* Begin *
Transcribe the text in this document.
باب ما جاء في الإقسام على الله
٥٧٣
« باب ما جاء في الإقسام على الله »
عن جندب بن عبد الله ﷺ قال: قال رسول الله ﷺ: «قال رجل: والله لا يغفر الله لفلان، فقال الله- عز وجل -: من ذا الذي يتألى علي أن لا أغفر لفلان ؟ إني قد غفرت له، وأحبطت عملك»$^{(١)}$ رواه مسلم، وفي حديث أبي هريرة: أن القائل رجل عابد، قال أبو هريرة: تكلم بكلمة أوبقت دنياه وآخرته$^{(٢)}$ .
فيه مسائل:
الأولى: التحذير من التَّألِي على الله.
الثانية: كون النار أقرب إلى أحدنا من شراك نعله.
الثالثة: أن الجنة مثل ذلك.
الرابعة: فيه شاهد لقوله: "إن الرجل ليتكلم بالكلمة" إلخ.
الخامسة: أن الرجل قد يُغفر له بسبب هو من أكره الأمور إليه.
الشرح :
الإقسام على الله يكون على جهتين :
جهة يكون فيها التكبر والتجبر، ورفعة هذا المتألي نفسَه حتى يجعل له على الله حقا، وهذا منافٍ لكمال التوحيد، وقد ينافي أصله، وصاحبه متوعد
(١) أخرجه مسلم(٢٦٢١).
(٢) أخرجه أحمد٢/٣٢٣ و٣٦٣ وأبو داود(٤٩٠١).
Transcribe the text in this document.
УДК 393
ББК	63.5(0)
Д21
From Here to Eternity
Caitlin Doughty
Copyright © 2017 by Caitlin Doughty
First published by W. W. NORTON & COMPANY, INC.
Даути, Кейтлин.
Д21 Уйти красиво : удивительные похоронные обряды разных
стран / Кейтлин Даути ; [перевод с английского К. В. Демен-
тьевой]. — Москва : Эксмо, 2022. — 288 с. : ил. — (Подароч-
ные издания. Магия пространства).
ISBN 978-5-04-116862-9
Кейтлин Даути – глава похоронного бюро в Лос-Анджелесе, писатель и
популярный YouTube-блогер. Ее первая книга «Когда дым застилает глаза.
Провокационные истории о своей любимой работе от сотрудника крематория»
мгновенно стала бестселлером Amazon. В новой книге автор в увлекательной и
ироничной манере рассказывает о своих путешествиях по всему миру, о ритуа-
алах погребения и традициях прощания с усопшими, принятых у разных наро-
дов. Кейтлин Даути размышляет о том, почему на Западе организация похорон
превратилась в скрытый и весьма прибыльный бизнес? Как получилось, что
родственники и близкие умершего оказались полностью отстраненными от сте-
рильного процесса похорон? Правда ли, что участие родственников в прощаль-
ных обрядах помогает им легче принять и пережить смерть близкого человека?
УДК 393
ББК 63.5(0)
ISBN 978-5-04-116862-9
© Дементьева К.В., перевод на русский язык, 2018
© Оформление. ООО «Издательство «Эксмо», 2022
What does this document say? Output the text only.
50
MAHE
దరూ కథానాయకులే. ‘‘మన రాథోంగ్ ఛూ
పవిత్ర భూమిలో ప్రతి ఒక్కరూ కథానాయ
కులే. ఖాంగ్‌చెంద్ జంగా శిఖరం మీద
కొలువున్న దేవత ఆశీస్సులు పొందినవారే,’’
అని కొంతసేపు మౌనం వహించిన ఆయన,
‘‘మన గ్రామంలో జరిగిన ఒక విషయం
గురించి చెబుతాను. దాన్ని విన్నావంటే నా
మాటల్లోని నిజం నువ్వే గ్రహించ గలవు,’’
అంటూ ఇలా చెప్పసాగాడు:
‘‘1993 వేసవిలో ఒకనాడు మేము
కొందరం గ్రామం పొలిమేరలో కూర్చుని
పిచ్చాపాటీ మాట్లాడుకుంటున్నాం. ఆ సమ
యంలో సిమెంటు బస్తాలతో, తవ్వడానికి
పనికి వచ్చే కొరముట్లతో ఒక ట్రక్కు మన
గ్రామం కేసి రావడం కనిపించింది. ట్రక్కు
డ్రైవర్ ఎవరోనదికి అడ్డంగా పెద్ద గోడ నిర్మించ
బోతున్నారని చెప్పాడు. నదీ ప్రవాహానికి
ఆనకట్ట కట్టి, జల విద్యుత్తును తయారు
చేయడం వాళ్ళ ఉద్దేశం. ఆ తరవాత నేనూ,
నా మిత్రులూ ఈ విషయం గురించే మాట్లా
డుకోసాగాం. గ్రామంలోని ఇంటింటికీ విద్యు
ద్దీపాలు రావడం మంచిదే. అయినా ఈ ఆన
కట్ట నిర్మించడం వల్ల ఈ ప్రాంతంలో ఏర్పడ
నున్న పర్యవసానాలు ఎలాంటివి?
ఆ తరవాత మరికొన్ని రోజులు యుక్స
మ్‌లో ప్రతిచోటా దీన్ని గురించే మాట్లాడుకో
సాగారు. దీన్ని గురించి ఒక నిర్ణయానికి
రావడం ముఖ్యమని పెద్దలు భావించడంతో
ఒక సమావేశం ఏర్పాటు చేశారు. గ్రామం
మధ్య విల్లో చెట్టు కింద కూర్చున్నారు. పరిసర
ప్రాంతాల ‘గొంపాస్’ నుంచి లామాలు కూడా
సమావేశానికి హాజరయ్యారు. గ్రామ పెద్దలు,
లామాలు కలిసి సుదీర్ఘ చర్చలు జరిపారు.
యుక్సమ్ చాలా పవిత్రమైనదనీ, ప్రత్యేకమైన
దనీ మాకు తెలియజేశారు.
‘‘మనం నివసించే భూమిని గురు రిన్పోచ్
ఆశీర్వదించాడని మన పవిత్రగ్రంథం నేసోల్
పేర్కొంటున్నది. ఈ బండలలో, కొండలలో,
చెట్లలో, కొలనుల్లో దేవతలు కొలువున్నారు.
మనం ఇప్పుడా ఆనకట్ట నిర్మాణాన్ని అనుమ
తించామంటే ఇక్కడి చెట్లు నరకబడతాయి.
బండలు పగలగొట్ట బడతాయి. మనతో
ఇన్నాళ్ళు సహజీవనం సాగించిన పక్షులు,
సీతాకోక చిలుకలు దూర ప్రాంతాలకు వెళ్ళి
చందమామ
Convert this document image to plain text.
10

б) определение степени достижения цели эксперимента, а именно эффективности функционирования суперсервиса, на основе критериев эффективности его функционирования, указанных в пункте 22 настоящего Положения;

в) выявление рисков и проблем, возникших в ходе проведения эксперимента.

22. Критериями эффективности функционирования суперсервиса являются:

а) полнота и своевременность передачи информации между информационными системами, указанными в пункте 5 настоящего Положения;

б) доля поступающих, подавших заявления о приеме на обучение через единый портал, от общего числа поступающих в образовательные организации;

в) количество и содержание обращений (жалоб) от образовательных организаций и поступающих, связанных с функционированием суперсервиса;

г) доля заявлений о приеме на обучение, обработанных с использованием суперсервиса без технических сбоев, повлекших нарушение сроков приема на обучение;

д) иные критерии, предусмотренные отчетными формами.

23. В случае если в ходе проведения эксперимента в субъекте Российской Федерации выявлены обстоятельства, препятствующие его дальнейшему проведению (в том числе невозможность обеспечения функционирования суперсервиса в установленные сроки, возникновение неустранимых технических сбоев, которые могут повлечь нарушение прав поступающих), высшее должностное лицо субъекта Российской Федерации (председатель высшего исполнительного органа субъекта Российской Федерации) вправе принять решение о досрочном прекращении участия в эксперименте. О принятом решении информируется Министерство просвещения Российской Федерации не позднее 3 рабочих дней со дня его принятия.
* End *
### EXERCISE DESCRIPTION
Pick each line holding the word "document" out of the listing.

### WRITTEN RESPONSE
Transcribe the text in this document.
Transcribe the text in this document.
What does this document say? Output the text only.
Convert this document image to plain text.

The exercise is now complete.